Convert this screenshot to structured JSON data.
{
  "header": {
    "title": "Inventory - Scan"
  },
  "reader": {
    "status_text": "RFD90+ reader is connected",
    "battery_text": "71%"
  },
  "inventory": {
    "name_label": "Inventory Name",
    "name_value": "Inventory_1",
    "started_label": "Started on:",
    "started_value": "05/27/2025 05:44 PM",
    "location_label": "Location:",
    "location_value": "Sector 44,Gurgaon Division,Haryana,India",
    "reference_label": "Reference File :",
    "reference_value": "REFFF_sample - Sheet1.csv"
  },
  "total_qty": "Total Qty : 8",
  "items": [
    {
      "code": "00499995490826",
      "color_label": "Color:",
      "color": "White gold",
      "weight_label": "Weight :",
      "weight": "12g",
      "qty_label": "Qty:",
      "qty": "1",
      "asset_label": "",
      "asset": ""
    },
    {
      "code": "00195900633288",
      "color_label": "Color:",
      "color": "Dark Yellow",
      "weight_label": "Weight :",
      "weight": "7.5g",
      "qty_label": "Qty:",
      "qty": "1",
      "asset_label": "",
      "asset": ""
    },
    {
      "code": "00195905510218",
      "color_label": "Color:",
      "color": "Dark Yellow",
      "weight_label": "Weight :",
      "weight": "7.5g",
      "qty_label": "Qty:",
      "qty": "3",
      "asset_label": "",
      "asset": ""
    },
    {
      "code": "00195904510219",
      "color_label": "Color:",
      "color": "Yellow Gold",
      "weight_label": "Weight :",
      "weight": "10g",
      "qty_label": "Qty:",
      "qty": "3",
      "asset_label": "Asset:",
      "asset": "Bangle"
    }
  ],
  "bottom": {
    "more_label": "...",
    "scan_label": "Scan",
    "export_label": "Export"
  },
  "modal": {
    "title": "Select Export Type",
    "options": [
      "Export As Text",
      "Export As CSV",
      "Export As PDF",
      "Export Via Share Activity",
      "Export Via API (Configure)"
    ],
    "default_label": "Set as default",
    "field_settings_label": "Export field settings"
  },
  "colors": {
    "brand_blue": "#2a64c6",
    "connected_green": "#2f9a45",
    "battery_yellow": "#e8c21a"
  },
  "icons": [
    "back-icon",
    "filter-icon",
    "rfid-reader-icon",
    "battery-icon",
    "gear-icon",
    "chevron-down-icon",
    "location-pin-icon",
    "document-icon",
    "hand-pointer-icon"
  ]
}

● **TASK INSTRUCTIONS**
Check every line in the material above for the string "title", then give only the number of lines that have it.

● **THE SOLUTION**
2